## [What the exercise asks]
Please answer from the excerpt about textbooks on the iPad: in what year was the book by Rosenblum and Karen published?

## [Excerpt]
Textbooks on an iPad

Yesterday, Apple introduced a new education initiative focused around the iPad. iBooks 2 now supports media rich textbooks, and iBooks Author, a new free Mac app, allows anyone to create glossy ebooks to be sold through their iBookstore. It occurred to me, looking over the company’s press materials, that “textbook” is a stodgy word that doesn’t really cover the kinds of books filmmakers and students really need. iBooks 2 and iBooks Author could completely change the landscape of film education.

In When the Shooting Stops … The Cutting Beings: A Film Editor’s Story by Ralph Rosenblum and Robert Karen, something weird happens in the fourth chapter. While explaining the immeasurable contributions of Soviet silent filmmakers like Dziga Vertov and Vsevolod Pudovkin, the authors devote six pages of text to describing the Odessa steps massacre in Sergei Eisenstein’s Battleship Potemkin.

The mob is bounding the steps in panic; they seem hardly able to grab each step ahead of them fast enough. Sometimes the camera moves alongside, sometimes it lets them pass. We see the flight from various angles; the pace of the cutting generates an awesome sense of fear. A glimpse of the white-jacketed soldiers moving down the steps in a rigid line, rifles braced, their long stark shadows advancing ahead of them. A volley is fired.

There is certainly some value to the editorializing Rosenblum and Karen bring to the table, like that bit about the editing generating “an awesome sense of fear.” Overall, however, it seems like it would be better to conserve pages and the reader’s time by sticking to analysis and letting the film speak for itself.

And that’s when I realized that in 1979, when the book was published, it wasn’t easy to get one’s hands on a copy of Potemkin, let alone have the ability to shuttle right into the Odessa bedlam. Today we have digital media coming out our ears. Not every film is universally accessible, but we’re getting there. Thanks to home video, streaming services and even the clipification of great works, students of cinema can assemble a fortress of knowledge in almost no time at all.

But does unfettered access to cinematic history mean that new generations are educating themselves? I think there is a stop-gap here; students may have access but they can’t always connect the dots between what is taught and what is viewed. Worse, it’s almost impossible to filter through the noise of web search, tagging, fan-edits and other information-age problems.

## [Data shown]
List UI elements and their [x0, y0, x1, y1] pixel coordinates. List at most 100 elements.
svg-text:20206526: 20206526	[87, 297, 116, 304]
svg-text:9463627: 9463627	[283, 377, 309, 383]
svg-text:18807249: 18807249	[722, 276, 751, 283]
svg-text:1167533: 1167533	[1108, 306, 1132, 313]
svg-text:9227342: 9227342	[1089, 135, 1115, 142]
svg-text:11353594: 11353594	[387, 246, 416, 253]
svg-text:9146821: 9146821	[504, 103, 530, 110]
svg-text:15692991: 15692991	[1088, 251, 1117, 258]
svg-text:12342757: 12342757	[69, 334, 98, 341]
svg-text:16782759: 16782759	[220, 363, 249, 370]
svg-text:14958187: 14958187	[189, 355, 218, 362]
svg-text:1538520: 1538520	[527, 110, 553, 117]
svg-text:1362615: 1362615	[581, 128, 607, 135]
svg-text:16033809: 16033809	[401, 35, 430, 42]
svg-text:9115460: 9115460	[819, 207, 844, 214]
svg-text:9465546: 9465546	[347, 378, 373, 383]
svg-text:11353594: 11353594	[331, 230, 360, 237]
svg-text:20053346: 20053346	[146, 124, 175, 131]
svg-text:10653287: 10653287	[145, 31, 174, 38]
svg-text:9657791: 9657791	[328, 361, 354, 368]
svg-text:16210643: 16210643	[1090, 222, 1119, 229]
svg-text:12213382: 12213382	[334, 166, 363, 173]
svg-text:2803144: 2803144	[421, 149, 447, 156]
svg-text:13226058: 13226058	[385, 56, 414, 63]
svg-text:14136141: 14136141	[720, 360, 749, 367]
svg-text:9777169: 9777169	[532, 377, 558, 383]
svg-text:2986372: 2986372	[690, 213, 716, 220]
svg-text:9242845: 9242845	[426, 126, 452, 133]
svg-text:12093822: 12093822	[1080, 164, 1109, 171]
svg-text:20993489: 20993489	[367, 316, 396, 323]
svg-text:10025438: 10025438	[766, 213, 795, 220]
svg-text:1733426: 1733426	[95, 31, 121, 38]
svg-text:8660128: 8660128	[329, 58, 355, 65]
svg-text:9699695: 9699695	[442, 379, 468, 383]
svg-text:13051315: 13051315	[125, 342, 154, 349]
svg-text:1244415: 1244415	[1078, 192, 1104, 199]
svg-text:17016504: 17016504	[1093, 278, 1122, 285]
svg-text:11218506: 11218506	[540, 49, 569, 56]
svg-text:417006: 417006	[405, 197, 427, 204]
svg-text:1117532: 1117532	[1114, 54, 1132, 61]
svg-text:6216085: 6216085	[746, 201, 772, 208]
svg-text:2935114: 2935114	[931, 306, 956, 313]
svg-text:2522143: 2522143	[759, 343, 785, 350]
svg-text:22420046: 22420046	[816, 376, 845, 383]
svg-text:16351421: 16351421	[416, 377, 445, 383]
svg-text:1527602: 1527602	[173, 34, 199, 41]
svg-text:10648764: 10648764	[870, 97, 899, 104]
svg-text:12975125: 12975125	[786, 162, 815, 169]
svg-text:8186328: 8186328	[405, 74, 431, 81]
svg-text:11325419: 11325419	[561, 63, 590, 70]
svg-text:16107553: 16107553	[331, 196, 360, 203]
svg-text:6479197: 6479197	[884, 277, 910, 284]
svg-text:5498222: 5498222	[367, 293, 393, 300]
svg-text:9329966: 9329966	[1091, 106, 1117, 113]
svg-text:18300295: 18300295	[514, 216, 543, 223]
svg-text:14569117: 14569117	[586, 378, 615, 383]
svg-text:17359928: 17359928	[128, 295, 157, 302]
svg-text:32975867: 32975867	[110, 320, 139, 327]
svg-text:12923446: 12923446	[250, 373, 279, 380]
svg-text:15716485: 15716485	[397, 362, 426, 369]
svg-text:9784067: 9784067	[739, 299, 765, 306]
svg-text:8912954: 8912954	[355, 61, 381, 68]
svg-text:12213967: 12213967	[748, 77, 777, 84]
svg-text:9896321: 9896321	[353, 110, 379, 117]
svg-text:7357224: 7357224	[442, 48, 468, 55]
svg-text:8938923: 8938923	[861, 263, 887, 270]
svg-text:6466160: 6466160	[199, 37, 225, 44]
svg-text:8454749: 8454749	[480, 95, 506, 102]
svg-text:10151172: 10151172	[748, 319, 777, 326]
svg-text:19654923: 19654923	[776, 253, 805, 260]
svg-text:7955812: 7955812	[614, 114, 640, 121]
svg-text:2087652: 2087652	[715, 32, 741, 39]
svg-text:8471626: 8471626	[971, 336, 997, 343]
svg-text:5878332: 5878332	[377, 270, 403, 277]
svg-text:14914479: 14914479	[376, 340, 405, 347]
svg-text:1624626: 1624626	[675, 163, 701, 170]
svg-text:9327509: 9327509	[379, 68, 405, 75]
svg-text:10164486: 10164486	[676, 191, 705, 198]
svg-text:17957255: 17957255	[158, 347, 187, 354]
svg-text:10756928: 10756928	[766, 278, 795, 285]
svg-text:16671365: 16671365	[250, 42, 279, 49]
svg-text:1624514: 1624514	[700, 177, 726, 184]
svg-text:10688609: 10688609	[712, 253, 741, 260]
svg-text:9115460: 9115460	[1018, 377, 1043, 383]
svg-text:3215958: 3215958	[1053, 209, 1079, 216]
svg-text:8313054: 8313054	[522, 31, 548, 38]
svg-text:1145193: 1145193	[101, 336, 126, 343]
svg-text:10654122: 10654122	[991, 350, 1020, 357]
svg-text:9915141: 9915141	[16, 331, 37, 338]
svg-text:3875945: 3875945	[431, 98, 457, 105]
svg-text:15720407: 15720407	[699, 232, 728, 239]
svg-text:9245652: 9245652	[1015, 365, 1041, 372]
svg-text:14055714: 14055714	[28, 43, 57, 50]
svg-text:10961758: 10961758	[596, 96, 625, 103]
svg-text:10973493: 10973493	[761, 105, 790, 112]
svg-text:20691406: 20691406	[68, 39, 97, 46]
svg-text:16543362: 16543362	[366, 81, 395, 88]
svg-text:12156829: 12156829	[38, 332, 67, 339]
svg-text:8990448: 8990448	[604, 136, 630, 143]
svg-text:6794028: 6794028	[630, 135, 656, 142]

## [Output of the task]
1979